## What is expected
In the listing below, locate the lines that hold the string "Increases". Copy those lines.

_ _ _ _ _

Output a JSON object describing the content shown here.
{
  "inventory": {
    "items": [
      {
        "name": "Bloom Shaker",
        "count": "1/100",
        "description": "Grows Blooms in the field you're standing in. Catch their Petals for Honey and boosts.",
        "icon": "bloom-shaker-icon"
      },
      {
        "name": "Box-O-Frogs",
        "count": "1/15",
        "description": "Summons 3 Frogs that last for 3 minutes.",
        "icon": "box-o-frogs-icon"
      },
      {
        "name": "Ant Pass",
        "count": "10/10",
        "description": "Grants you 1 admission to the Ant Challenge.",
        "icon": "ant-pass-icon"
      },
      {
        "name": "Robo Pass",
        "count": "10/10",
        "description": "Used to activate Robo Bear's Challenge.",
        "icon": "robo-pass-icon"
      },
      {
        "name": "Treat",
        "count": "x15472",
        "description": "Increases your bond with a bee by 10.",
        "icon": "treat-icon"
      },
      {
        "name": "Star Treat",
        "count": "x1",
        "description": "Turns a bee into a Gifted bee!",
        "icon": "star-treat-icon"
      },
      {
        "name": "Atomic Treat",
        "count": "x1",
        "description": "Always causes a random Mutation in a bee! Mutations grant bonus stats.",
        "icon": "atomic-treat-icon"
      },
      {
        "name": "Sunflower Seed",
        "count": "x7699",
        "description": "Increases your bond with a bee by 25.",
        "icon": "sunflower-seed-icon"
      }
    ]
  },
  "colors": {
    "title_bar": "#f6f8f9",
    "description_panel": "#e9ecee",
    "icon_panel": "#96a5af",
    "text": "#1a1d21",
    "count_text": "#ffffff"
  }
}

_ _ _ _ _

## The answer
        "description": "Increases your bond with a bee by 10.",
        "description": "Increases your bond with a bee by 25.",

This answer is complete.